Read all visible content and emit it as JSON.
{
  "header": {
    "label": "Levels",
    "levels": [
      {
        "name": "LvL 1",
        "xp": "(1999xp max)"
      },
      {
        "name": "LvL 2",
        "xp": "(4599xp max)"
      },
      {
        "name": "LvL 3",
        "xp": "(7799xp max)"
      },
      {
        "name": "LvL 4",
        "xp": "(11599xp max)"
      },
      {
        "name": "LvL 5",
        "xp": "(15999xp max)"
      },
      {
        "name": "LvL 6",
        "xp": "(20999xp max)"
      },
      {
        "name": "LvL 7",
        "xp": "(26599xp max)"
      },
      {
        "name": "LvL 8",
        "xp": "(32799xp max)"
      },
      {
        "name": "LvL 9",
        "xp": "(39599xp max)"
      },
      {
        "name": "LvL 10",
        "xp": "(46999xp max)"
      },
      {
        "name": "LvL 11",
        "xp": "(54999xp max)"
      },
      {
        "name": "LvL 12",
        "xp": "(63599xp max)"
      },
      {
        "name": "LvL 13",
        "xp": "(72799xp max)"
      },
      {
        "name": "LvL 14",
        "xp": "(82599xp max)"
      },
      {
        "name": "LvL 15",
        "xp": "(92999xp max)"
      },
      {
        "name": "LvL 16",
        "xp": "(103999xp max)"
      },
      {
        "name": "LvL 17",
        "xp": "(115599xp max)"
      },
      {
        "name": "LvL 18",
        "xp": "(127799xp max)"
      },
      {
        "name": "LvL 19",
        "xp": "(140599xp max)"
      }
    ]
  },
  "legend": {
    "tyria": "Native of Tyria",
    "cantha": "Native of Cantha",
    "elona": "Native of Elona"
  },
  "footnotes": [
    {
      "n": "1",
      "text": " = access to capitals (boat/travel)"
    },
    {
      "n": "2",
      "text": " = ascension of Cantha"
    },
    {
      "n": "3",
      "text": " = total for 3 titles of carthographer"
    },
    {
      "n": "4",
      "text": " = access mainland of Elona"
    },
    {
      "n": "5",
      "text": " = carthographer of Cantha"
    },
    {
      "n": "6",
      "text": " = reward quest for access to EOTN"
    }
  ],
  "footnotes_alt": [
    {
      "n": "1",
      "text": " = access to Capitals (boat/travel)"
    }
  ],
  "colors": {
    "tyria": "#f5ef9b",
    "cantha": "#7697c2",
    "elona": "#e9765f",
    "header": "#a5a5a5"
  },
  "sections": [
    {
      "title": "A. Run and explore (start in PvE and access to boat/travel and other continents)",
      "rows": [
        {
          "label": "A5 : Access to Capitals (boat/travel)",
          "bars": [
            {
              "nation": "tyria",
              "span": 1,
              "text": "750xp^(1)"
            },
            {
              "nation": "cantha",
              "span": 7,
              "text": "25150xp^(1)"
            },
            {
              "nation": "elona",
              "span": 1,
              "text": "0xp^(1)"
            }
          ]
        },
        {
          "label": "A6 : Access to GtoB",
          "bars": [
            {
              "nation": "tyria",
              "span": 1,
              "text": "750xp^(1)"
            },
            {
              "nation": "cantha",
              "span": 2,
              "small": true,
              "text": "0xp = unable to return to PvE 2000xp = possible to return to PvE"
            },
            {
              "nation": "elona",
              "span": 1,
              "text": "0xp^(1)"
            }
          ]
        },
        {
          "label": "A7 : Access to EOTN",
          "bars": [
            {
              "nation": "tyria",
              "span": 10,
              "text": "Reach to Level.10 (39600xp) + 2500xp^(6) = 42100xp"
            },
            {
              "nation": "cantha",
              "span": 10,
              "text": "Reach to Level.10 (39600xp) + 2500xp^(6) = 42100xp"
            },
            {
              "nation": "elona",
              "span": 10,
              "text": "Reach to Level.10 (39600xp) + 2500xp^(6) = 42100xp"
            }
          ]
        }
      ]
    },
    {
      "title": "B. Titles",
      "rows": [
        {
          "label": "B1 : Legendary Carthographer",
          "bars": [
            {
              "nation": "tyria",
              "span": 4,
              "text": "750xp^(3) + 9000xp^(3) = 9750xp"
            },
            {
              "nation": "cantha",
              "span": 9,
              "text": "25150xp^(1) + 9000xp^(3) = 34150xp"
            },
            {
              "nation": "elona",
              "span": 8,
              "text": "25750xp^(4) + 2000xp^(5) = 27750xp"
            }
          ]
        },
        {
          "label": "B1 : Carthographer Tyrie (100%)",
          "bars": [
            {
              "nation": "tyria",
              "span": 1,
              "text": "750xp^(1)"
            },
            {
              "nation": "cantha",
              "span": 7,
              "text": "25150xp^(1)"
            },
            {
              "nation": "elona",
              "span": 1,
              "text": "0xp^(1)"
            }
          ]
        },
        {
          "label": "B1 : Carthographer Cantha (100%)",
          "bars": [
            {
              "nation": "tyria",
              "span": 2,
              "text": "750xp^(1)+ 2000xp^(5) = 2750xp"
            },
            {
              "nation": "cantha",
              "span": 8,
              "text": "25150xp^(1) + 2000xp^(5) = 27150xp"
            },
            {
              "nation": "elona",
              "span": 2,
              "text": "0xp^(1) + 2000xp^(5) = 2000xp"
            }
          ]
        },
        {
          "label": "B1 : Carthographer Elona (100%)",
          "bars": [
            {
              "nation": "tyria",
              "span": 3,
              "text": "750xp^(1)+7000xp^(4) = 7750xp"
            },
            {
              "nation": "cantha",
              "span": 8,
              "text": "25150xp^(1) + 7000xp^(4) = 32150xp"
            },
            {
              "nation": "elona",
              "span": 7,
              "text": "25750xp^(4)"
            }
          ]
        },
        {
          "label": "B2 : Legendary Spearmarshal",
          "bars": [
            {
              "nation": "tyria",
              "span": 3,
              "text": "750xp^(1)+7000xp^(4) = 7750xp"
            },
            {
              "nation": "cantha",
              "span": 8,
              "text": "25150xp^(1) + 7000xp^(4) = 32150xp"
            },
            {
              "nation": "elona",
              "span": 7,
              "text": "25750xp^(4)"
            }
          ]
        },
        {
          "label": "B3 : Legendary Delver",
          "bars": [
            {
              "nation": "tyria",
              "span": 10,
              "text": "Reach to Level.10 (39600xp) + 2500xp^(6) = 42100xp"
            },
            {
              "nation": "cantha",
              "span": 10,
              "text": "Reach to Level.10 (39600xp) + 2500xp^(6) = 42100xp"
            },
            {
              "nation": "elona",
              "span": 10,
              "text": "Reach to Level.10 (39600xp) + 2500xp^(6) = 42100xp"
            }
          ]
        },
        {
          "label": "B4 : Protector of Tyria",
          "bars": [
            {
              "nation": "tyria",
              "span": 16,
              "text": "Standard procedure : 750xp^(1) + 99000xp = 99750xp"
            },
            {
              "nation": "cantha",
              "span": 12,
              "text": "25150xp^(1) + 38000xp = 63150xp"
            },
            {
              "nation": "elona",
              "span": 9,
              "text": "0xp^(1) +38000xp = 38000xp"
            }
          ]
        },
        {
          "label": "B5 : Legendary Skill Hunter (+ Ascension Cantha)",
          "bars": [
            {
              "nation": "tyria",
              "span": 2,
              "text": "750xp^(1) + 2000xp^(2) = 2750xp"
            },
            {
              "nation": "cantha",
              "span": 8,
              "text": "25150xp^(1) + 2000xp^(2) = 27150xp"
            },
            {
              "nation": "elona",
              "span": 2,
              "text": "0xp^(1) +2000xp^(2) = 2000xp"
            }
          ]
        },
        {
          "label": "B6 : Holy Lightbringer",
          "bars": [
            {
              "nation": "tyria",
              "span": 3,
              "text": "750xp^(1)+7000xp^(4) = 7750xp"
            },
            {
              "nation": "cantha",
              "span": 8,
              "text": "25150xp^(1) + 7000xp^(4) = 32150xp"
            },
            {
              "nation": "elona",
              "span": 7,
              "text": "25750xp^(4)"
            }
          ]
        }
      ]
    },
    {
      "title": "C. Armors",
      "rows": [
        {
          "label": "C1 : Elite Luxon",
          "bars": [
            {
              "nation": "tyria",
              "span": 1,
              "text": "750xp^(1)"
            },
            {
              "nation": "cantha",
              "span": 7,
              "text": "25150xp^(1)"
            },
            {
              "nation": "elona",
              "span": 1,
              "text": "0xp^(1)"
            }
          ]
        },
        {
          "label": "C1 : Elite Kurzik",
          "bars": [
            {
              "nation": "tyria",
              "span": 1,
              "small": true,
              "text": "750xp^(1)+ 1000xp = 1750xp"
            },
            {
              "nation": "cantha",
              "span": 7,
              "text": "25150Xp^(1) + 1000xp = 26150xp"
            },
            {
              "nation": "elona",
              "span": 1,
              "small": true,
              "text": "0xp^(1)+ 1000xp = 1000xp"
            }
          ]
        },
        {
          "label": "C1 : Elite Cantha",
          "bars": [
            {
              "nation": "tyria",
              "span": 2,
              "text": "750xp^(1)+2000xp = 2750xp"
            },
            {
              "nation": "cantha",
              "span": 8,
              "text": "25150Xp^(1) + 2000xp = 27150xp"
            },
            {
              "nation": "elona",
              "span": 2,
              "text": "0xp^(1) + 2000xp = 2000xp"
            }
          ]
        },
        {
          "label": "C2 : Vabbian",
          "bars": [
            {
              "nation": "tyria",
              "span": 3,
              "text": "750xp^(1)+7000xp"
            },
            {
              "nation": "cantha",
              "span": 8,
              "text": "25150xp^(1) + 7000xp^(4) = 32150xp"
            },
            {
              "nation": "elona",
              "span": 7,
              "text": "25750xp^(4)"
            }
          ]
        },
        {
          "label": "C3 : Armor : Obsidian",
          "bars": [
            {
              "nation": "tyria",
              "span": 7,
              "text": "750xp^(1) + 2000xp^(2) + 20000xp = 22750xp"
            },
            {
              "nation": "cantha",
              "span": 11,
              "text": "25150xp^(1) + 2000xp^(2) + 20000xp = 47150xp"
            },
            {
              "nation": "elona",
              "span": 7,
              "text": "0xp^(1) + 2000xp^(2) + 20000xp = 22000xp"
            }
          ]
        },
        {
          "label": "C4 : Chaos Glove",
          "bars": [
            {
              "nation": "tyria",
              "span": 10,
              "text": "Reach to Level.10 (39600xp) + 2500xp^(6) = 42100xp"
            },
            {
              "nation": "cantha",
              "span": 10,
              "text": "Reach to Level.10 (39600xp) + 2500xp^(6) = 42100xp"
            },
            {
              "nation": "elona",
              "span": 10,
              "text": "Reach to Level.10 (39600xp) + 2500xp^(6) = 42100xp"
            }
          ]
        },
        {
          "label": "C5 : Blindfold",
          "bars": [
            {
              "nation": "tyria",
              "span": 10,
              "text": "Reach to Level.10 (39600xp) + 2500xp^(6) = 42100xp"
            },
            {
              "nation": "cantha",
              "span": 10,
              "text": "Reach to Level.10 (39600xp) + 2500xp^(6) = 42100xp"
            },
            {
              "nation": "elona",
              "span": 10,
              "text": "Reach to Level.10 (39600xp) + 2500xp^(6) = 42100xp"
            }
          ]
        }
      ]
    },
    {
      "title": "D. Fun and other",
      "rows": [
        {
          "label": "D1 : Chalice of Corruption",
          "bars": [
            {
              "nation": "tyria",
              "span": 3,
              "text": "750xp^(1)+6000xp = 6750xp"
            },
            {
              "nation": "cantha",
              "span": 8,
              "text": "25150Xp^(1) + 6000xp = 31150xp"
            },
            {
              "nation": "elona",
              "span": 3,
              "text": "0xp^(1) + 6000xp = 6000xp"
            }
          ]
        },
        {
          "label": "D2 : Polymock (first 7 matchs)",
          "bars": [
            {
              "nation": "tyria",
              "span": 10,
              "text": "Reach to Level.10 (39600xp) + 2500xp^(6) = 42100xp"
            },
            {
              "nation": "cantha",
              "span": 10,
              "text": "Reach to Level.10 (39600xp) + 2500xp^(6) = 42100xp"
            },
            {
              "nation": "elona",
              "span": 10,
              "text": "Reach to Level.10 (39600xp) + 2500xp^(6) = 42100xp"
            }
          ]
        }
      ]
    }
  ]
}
• • • •
Stated goal: Your answer should be a single number: how many lines in the data above include "Legendary"?

Full answer: 4